In the data below, find every line that has the string "screenshot", and copy it.
>> start Given entries
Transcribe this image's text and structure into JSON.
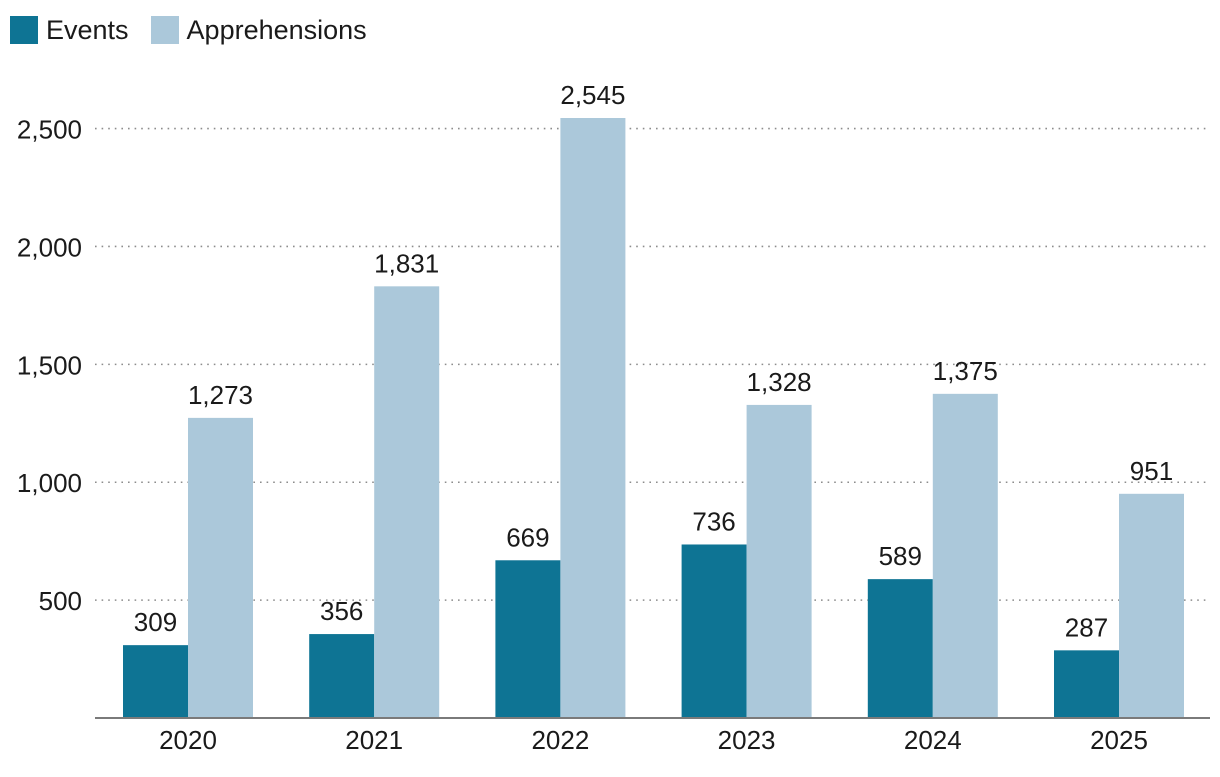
{
  "chart_data": {
    "type": "bar",
    "title": "",
    "xlabel": "",
    "ylabel": "",
    "categories": [
      "2020",
      "2021",
      "2022",
      "2023",
      "2024",
      "2025"
    ],
    "series": [
      {
        "name": "Events",
        "color": "#0e7494",
        "values": [
          309,
          356,
          669,
          736,
          589,
          287
        ],
        "labels": [
          "309",
          "356",
          "669",
          "736",
          "589",
          "287"
        ]
      },
      {
        "name": "Apprehensions",
        "color": "#abc8da",
        "values": [
          1273,
          1831,
          2545,
          1328,
          1375,
          951
        ],
        "labels": [
          "1,273",
          "1,831",
          "2,545",
          "1,328",
          "1,375",
          "951"
        ]
      }
    ],
    "yticks": [
      500,
      1000,
      1500,
      2000,
      2500
    ],
    "ytick_labels": [
      "500",
      "1,000",
      "1,500",
      "2,000",
      "2,500"
    ],
    "ylim": [
      0,
      2700
    ],
    "grid": true,
    "legend_position": "top-left"
  }
}
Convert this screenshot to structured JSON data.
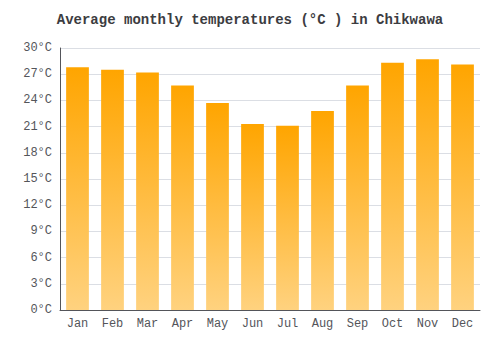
{
  "chart_data": {
    "type": "bar",
    "title": "Average monthly temperatures (°C ) in Chikwawa",
    "categories": [
      "Jan",
      "Feb",
      "Mar",
      "Apr",
      "May",
      "Jun",
      "Jul",
      "Aug",
      "Sep",
      "Oct",
      "Nov",
      "Dec"
    ],
    "values": [
      27.8,
      27.5,
      27.2,
      25.7,
      23.7,
      21.3,
      21.1,
      22.8,
      25.7,
      28.3,
      28.7,
      28.1
    ],
    "color": "#FFA500",
    "ylim": [
      0,
      30
    ],
    "yticks": [
      {
        "value": 0,
        "label": "0°C"
      },
      {
        "value": 3,
        "label": "3°C"
      },
      {
        "value": 6,
        "label": "6°C"
      },
      {
        "value": 9,
        "label": "9°C"
      },
      {
        "value": 12,
        "label": "12°C"
      },
      {
        "value": 15,
        "label": "15°C"
      },
      {
        "value": 18,
        "label": "18°C"
      },
      {
        "value": 21,
        "label": "21°C"
      },
      {
        "value": 24,
        "label": "24°C"
      },
      {
        "value": 27,
        "label": "27°C"
      },
      {
        "value": 30,
        "label": "30°C"
      }
    ],
    "grid": true
  }
}
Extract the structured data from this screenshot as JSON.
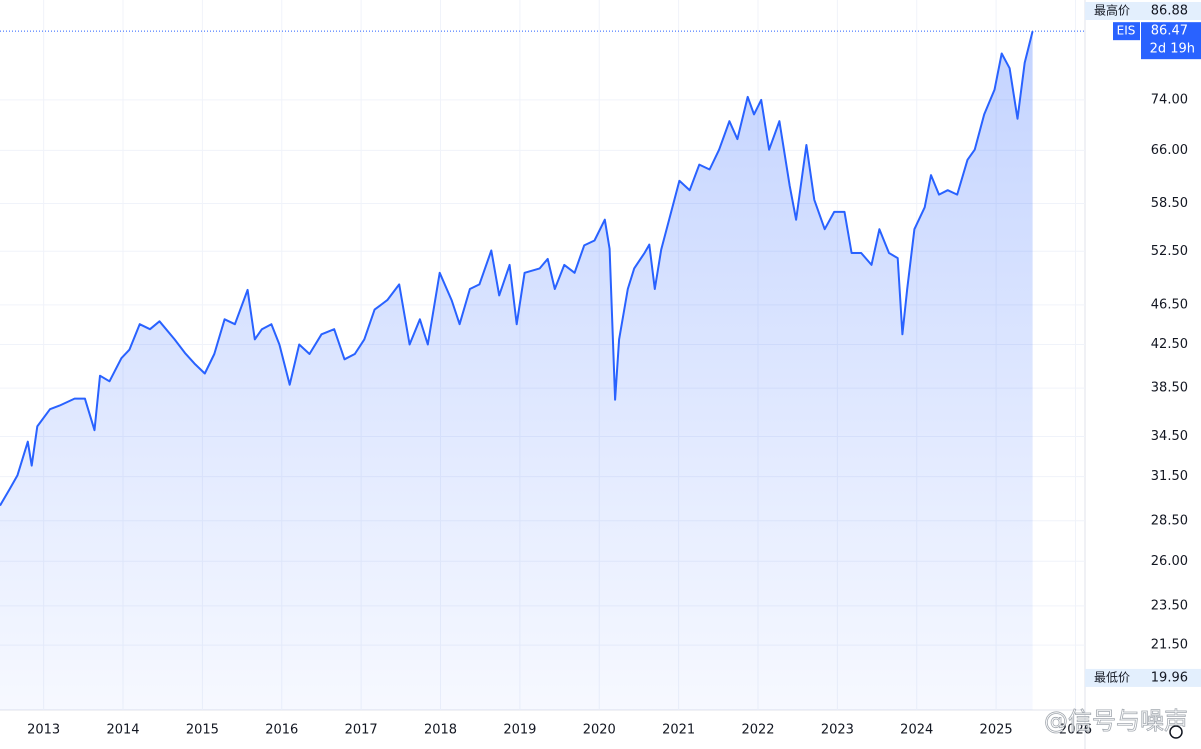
{
  "chart_data": {
    "type": "line",
    "log_scale": true,
    "grid": true,
    "x": [
      2012.45,
      2012.57,
      2012.67,
      2012.8,
      2012.85,
      2012.92,
      2013.08,
      2013.2,
      2013.39,
      2013.52,
      2013.64,
      2013.71,
      2013.83,
      2013.98,
      2014.08,
      2014.21,
      2014.34,
      2014.46,
      2014.65,
      2014.78,
      2014.9,
      2015.03,
      2015.15,
      2015.28,
      2015.41,
      2015.57,
      2015.66,
      2015.75,
      2015.87,
      2015.97,
      2016.1,
      2016.22,
      2016.35,
      2016.5,
      2016.66,
      2016.79,
      2016.92,
      2017.04,
      2017.17,
      2017.33,
      2017.48,
      2017.61,
      2017.74,
      2017.84,
      2017.99,
      2018.14,
      2018.24,
      2018.37,
      2018.49,
      2018.64,
      2018.74,
      2018.87,
      2018.96,
      2019.06,
      2019.25,
      2019.35,
      2019.44,
      2019.56,
      2019.69,
      2019.81,
      2019.94,
      2020.07,
      2020.13,
      2020.2,
      2020.25,
      2020.36,
      2020.44,
      2020.57,
      2020.63,
      2020.7,
      2020.78,
      2020.88,
      2021.01,
      2021.14,
      2021.26,
      2021.39,
      2021.51,
      2021.64,
      2021.74,
      2021.87,
      2021.95,
      2022.04,
      2022.14,
      2022.27,
      2022.4,
      2022.48,
      2022.61,
      2022.71,
      2022.84,
      2022.96,
      2023.09,
      2023.18,
      2023.3,
      2023.43,
      2023.53,
      2023.65,
      2023.76,
      2023.82,
      2023.88,
      2023.97,
      2024.1,
      2024.18,
      2024.28,
      2024.39,
      2024.51,
      2024.64,
      2024.73,
      2024.85,
      2024.98,
      2025.07,
      2025.17,
      2025.27,
      2025.36,
      2025.46
    ],
    "series": [
      {
        "name": "EIS",
        "color": "#2962ff",
        "values": [
          29.5,
          30.6,
          31.6,
          34.1,
          32.3,
          35.3,
          36.7,
          37.0,
          37.6,
          37.6,
          35.0,
          39.6,
          39.1,
          41.2,
          42.0,
          44.5,
          44.0,
          44.8,
          43.0,
          41.7,
          40.7,
          39.8,
          41.6,
          45.0,
          44.5,
          48.1,
          43.0,
          44.0,
          44.5,
          42.5,
          38.8,
          42.5,
          41.6,
          43.5,
          44.0,
          41.1,
          41.6,
          43.0,
          46.0,
          47.0,
          48.7,
          42.5,
          45.0,
          42.5,
          50.0,
          47.0,
          44.5,
          48.2,
          48.7,
          52.6,
          47.5,
          50.9,
          44.5,
          50.0,
          50.5,
          51.6,
          48.2,
          50.9,
          50.0,
          53.2,
          53.8,
          56.4,
          52.8,
          37.5,
          43.0,
          48.2,
          50.5,
          52.3,
          53.3,
          48.2,
          52.7,
          56.4,
          61.6,
          60.3,
          63.9,
          63.2,
          66.1,
          70.5,
          67.7,
          74.5,
          71.6,
          74.0,
          66.1,
          70.5,
          60.9,
          56.4,
          66.8,
          59.0,
          55.2,
          57.4,
          57.4,
          52.3,
          52.3,
          50.9,
          55.2,
          52.3,
          51.7,
          43.5,
          48.2,
          55.2,
          58.0,
          62.4,
          59.7,
          60.3,
          59.7,
          64.6,
          66.1,
          71.6,
          75.7,
          82.2,
          79.5,
          70.9,
          80.5,
          86.47
        ]
      }
    ],
    "xlim": [
      2012.45,
      2026.12
    ],
    "ylim": [
      18.56,
      92.8
    ],
    "xticks": [
      2013,
      2014,
      2015,
      2016,
      2017,
      2018,
      2019,
      2020,
      2021,
      2022,
      2023,
      2024,
      2025,
      2026
    ],
    "yticks": [
      {
        "value": 21.5,
        "label": "21.50"
      },
      {
        "value": 23.5,
        "label": "23.50"
      },
      {
        "value": 26,
        "label": "26.00"
      },
      {
        "value": 28.5,
        "label": "28.50"
      },
      {
        "value": 31.5,
        "label": "31.50"
      },
      {
        "value": 34.5,
        "label": "34.50"
      },
      {
        "value": 38.5,
        "label": "38.50"
      },
      {
        "value": 42.5,
        "label": "42.50"
      },
      {
        "value": 46.5,
        "label": "46.50"
      },
      {
        "value": 52.5,
        "label": "52.50"
      },
      {
        "value": 58.5,
        "label": "58.50"
      },
      {
        "value": 66,
        "label": "66.00"
      },
      {
        "value": 74,
        "label": "74.00"
      }
    ],
    "high": {
      "label": "最高价",
      "value": 86.88
    },
    "low": {
      "label": "最低价",
      "value": 19.96
    },
    "countdown": "2d 19h",
    "watermark": "@信号与噪声"
  }
}
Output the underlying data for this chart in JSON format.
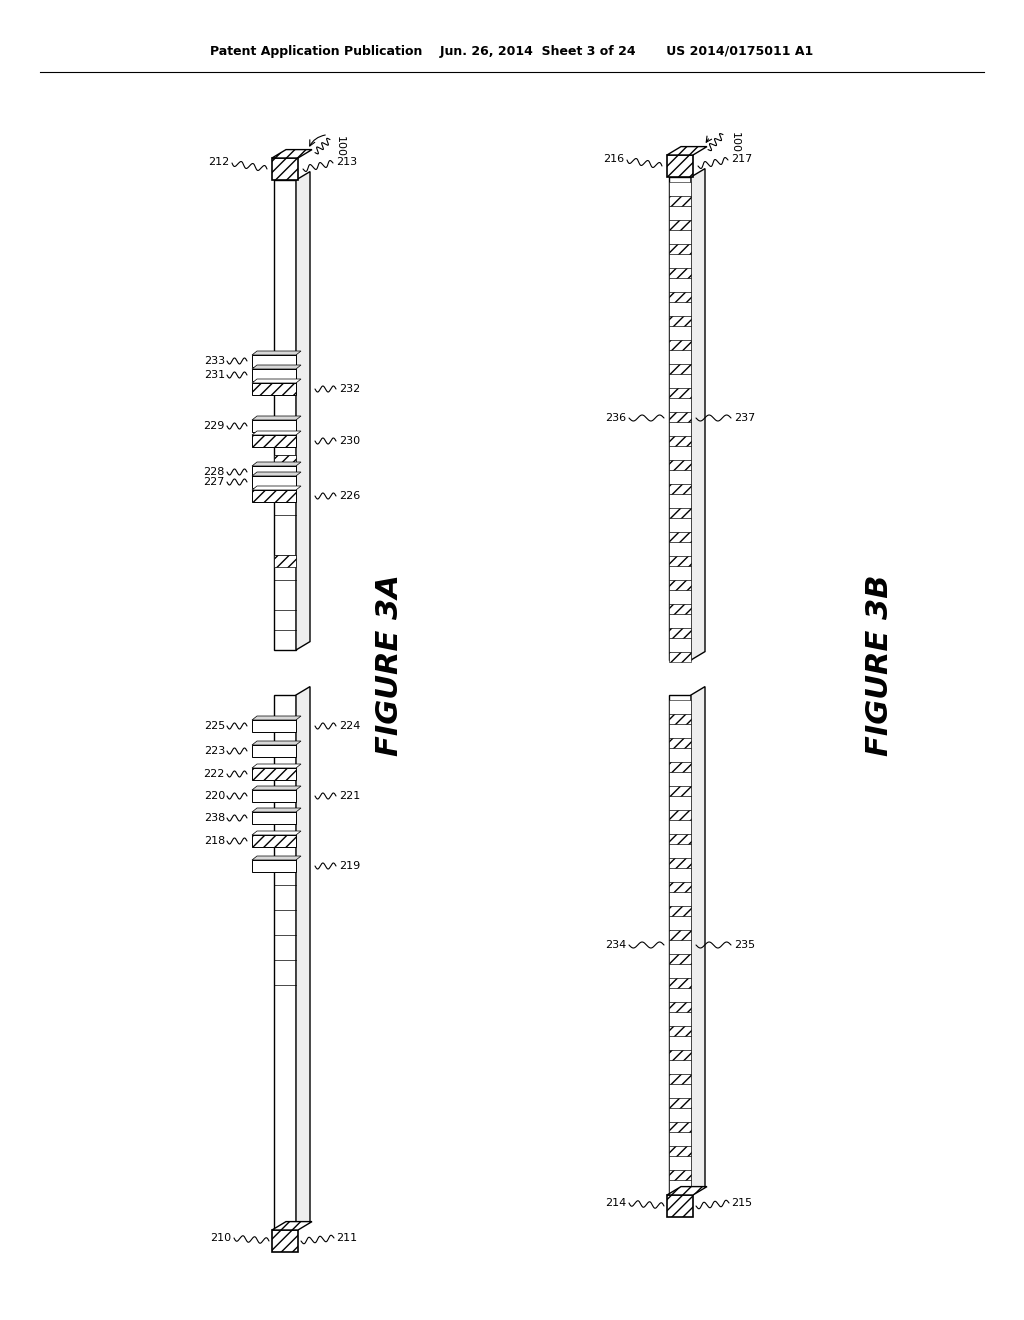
{
  "header": "Patent Application Publication    Jun. 26, 2014  Sheet 3 of 24       US 2014/0175011 A1",
  "bg_color": "#ffffff",
  "fig_width": 10.24,
  "fig_height": 13.2,
  "fig3a_label": "FIGURE 3A",
  "fig3b_label": "FIGURE 3B"
}
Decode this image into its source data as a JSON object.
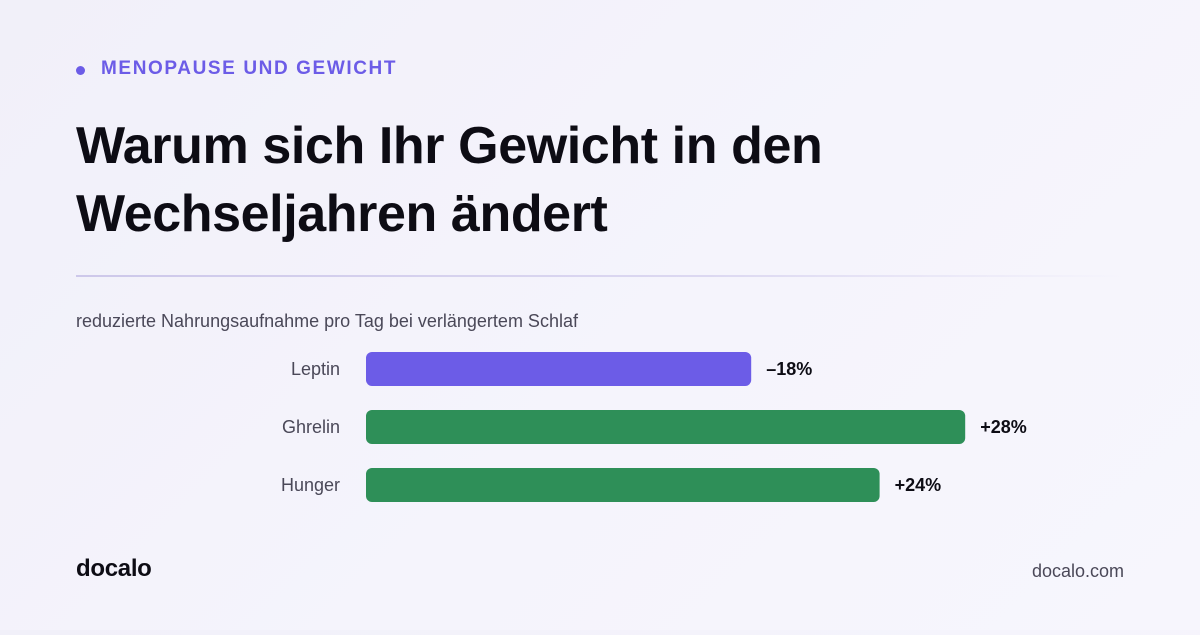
>> end Given entries
_Complete output_
Convert this screenshot to structured JSON data.
Extract the structured data from this screenshot as JSON.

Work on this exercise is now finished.